Aim of the exercise: Identify all lines of the data containing the string "figyelemmel" and copy them.
-------- Listed records
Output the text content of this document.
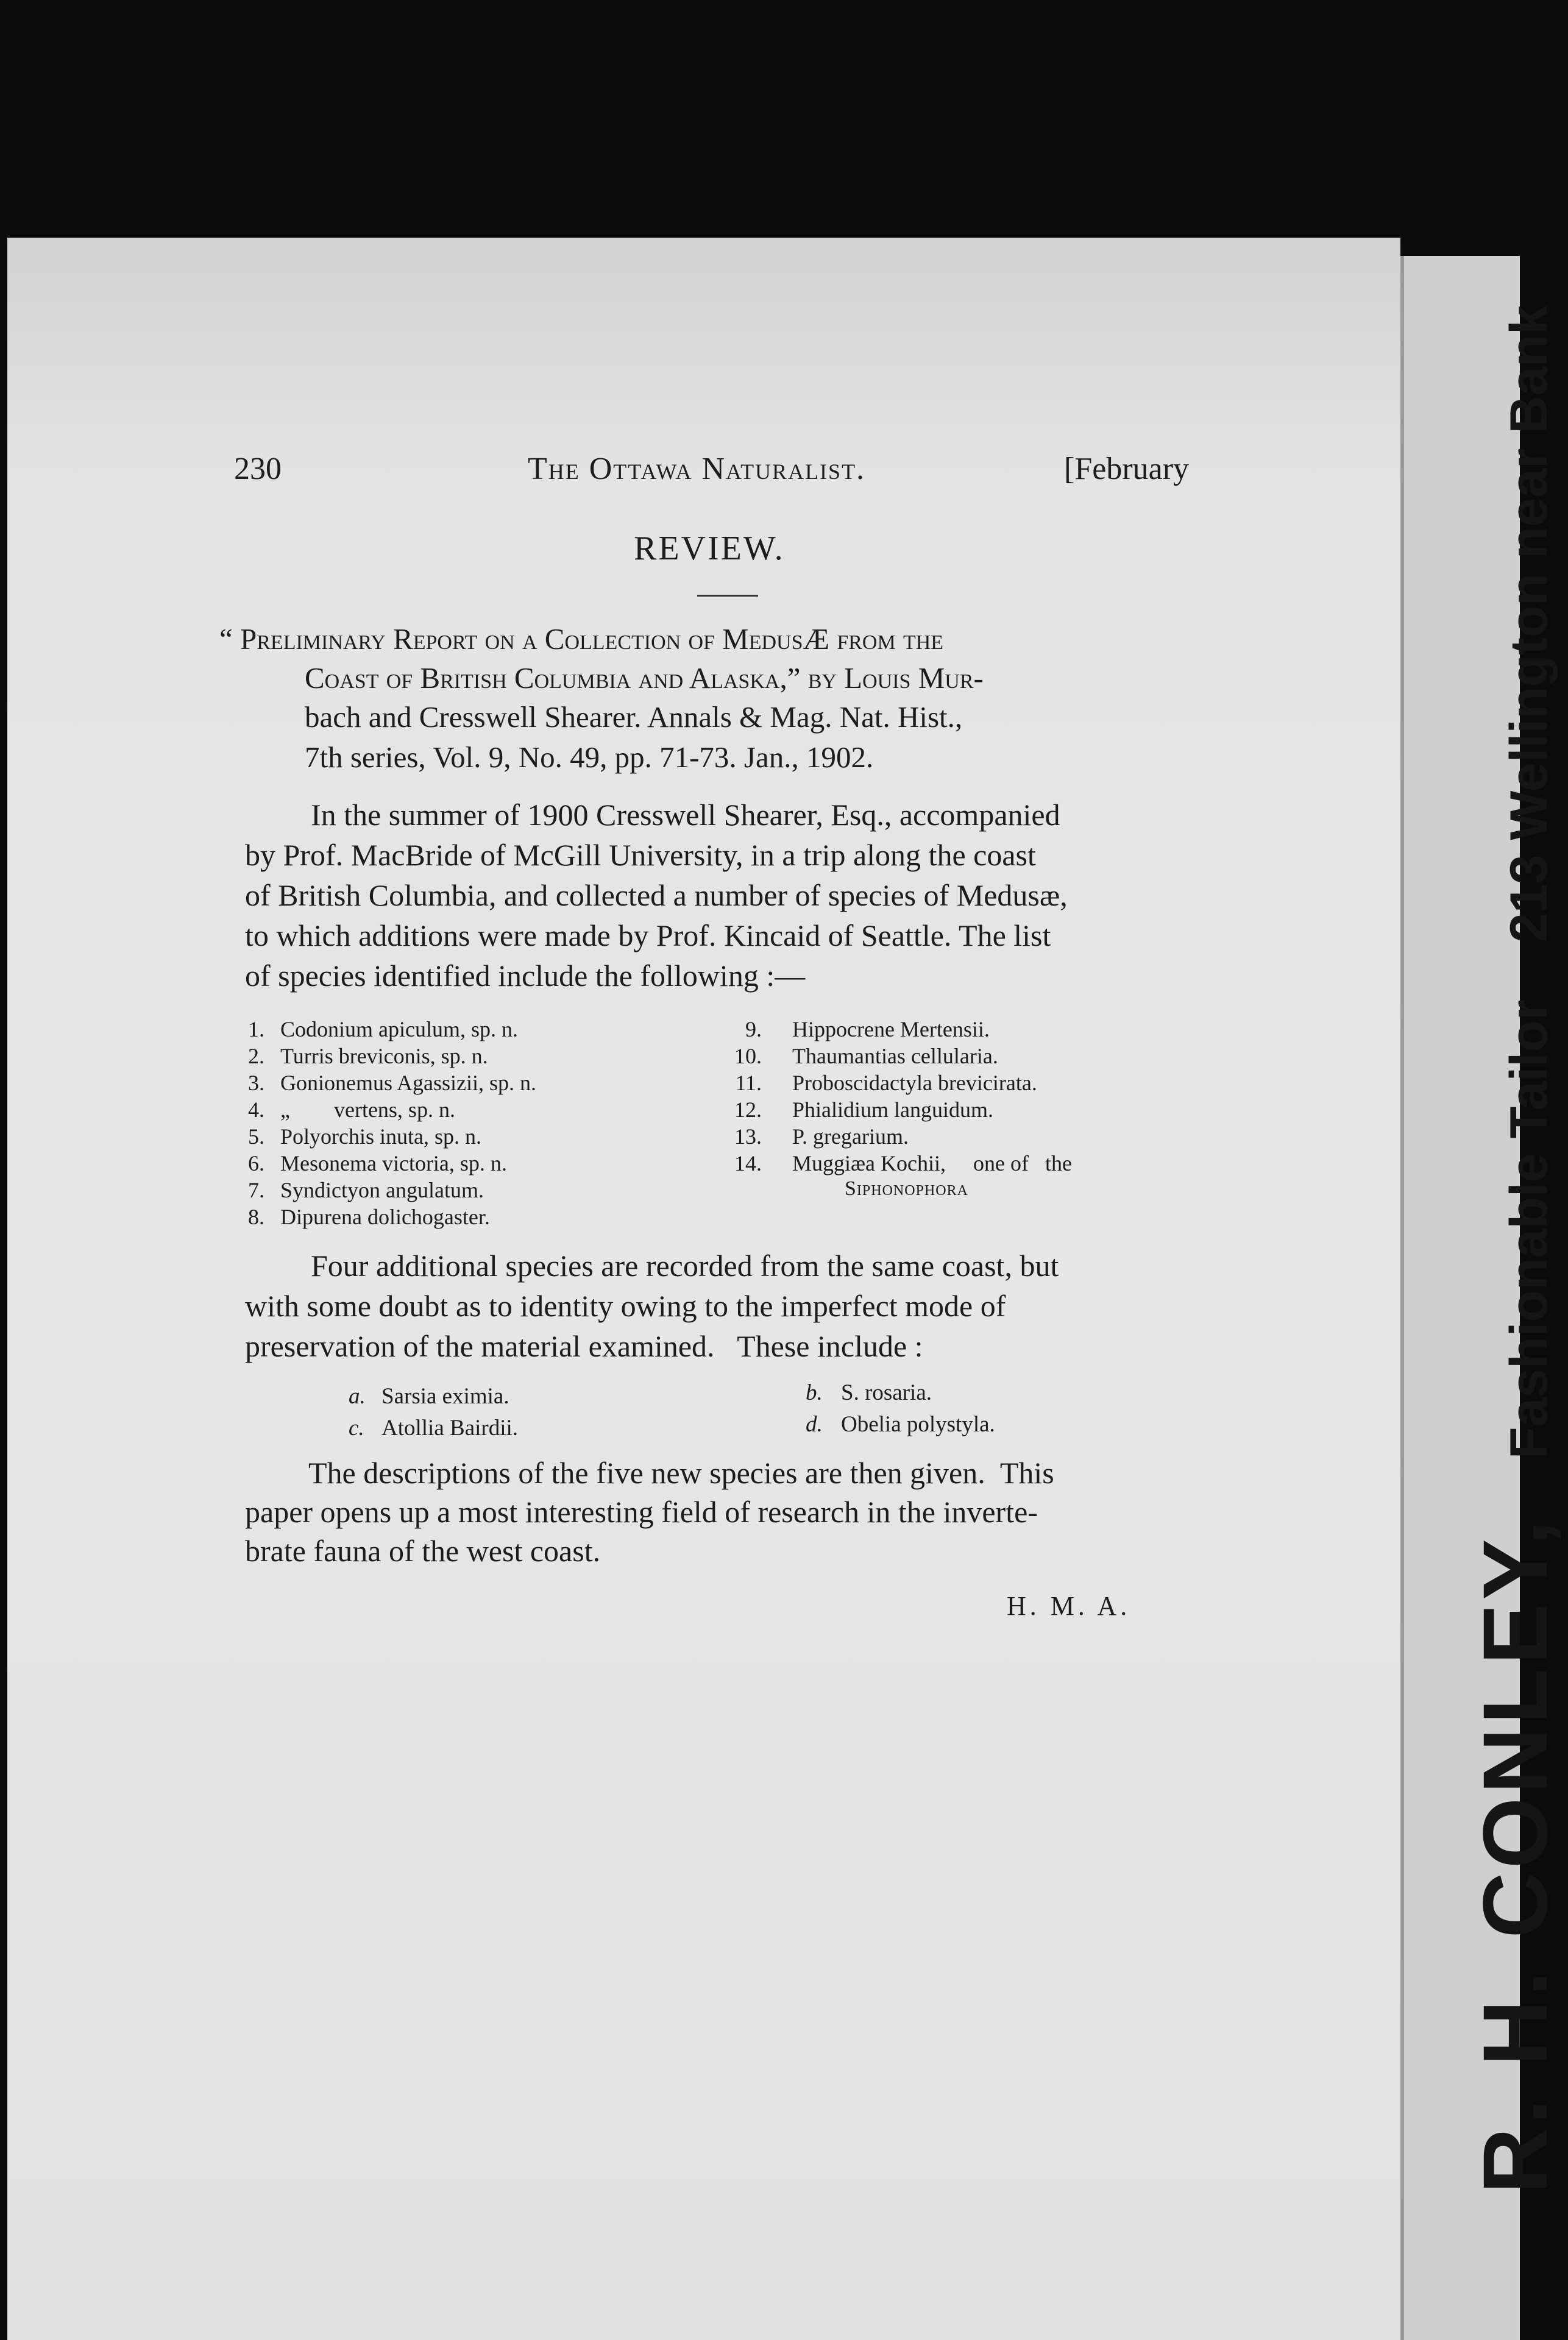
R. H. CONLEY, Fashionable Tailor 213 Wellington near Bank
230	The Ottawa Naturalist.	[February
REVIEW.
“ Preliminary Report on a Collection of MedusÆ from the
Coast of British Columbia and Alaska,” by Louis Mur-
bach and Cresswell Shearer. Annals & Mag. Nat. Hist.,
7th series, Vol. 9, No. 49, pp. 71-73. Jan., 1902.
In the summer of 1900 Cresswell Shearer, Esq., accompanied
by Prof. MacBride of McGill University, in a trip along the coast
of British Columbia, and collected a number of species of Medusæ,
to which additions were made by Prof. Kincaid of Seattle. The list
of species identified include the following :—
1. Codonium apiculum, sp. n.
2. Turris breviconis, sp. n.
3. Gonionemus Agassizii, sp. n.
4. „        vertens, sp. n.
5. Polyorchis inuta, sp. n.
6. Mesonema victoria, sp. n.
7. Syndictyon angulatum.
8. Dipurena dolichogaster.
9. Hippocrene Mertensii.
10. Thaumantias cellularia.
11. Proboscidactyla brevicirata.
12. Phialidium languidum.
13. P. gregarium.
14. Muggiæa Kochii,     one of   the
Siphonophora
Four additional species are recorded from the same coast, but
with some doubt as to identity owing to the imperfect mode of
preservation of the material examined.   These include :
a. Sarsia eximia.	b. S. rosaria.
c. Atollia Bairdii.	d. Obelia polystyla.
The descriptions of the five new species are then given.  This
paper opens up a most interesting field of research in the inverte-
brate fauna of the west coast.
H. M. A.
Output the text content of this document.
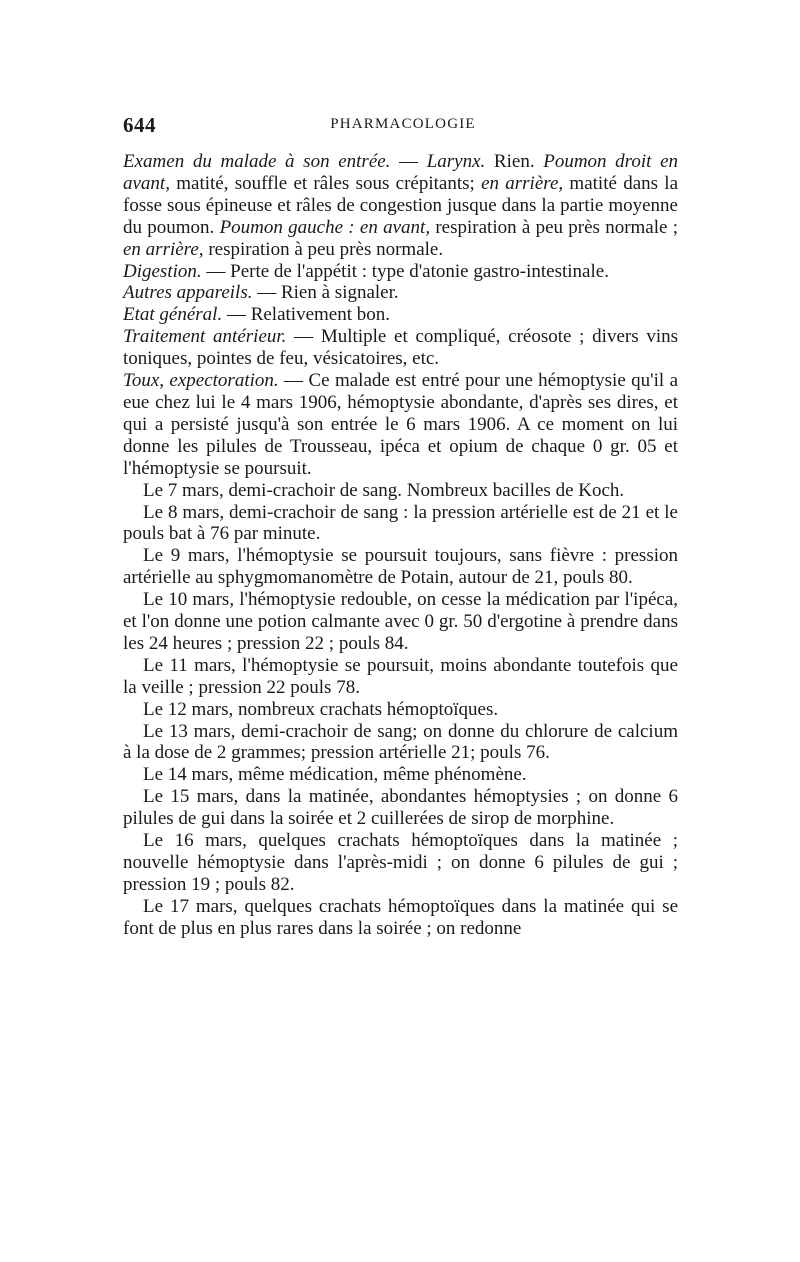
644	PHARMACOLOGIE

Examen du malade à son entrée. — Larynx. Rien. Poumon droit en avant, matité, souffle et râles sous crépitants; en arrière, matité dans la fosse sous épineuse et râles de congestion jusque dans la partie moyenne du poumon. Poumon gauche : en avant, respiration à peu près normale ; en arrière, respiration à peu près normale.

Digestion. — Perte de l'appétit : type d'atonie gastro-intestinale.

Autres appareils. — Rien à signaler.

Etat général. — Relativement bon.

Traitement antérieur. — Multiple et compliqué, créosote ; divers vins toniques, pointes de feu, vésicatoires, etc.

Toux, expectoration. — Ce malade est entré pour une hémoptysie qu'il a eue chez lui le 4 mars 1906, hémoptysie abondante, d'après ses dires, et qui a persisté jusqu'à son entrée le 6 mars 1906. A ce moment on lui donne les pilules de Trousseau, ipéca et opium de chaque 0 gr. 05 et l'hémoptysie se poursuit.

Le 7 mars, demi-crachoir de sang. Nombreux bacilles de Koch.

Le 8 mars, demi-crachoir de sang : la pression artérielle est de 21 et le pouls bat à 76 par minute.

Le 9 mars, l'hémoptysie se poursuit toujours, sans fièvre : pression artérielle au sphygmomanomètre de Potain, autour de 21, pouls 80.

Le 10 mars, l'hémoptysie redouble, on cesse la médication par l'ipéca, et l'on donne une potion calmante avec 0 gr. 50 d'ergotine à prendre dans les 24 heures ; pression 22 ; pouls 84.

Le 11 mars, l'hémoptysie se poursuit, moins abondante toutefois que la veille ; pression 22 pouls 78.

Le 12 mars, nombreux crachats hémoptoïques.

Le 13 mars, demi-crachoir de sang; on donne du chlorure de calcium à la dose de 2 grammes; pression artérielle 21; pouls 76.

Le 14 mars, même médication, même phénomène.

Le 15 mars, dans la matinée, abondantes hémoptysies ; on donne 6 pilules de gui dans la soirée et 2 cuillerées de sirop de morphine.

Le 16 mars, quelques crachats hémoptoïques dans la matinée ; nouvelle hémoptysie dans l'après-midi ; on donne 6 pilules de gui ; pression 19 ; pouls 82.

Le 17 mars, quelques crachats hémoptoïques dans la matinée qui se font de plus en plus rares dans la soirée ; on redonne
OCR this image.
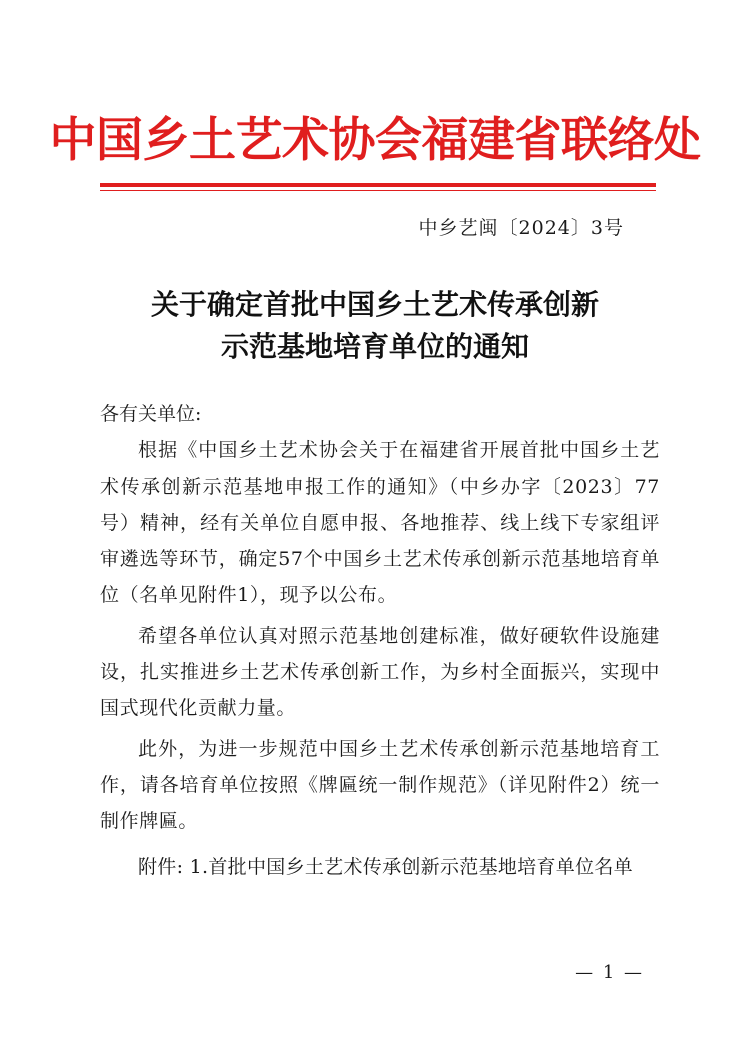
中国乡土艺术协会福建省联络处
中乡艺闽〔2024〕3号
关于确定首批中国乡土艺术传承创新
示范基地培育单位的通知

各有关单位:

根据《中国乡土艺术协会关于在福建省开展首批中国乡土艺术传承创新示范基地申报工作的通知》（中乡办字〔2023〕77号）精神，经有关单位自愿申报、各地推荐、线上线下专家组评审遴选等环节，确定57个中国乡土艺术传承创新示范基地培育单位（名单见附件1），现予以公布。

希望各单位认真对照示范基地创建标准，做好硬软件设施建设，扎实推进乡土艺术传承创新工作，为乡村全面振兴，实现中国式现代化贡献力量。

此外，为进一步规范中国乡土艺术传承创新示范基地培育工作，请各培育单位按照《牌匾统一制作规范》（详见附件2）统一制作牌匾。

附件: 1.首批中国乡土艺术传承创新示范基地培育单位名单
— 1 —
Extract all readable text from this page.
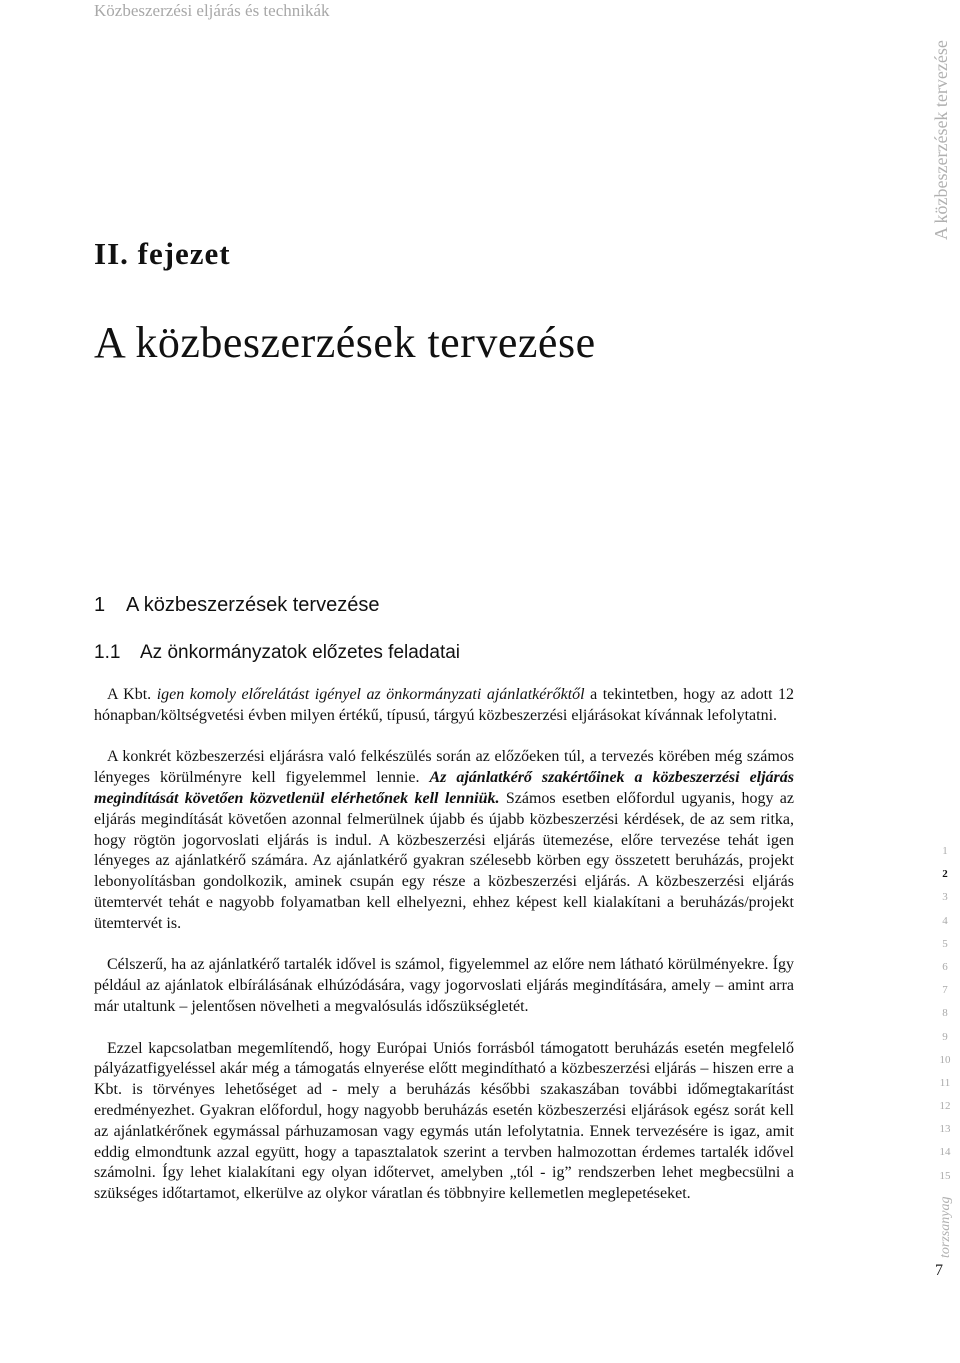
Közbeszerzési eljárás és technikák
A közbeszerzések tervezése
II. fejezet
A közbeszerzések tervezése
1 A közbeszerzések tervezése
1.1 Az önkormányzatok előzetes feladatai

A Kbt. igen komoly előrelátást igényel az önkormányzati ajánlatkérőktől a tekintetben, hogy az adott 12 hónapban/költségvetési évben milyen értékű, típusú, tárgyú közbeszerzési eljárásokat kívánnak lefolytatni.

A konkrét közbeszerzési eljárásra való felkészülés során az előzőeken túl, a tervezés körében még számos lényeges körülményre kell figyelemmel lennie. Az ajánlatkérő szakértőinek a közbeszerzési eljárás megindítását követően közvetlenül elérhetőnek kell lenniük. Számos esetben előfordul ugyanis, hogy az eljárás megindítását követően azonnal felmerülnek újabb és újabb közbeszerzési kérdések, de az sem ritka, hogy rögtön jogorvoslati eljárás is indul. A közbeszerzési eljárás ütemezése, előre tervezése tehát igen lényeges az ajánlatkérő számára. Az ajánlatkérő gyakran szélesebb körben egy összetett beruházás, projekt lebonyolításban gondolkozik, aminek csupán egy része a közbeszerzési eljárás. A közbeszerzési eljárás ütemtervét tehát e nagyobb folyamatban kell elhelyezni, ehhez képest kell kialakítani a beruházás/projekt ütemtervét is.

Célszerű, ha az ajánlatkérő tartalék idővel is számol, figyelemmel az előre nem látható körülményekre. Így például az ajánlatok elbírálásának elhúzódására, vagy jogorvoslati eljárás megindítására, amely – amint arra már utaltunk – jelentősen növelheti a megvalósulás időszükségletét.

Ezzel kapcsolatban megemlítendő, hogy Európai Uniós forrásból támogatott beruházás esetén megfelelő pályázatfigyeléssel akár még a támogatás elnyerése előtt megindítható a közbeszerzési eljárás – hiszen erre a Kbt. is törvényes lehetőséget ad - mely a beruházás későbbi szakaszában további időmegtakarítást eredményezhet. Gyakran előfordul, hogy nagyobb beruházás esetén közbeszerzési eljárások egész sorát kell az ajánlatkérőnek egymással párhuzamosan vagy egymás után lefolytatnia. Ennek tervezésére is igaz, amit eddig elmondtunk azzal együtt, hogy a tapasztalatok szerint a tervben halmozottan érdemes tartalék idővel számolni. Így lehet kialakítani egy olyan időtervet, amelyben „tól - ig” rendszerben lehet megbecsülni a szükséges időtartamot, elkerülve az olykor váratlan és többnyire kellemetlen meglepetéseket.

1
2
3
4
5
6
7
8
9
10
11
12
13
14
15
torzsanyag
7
----------------
Result:
A konkrét közbeszerzési eljárásra való felkészülés során az előzőeken túl, a tervezés körében még számos lényeges körülményre kell figyelemmel lennie. Az ajánlatkérő szakértőinek a közbeszerzési eljárás megindítását követően közvetlenül elérhetőnek kell lenniük. Számos esetben előfordul ugyanis, hogy az eljárás megindítását követően azonnal felmerülnek újabb és újabb közbeszerzési kérdések, de az sem ritka, hogy rögtön jogorvoslati eljárás is indul. A közbeszerzési eljárás ütemezése, előre tervezése tehát igen lényeges az ajánlatkérő számára. Az ajánlatkérő gyakran szélesebb körben egy összetett beruházás, projekt lebonyolításban gondolkozik, aminek csupán egy része a közbeszerzési eljárás. A közbeszerzési eljárás ütemtervét tehát e nagyobb folyamatban kell elhelyezni, ehhez képest kell kialakítani a beruházás/projekt ütemtervét is.
Célszerű, ha az ajánlatkérő tartalék idővel is számol, figyelemmel az előre nem látható körülményekre. Így például az ajánlatok elbírálásának elhúzódására, vagy jogorvoslati eljárás megindítására, amely – amint arra már utaltunk – jelentősen növelheti a megvalósulás időszükségletét.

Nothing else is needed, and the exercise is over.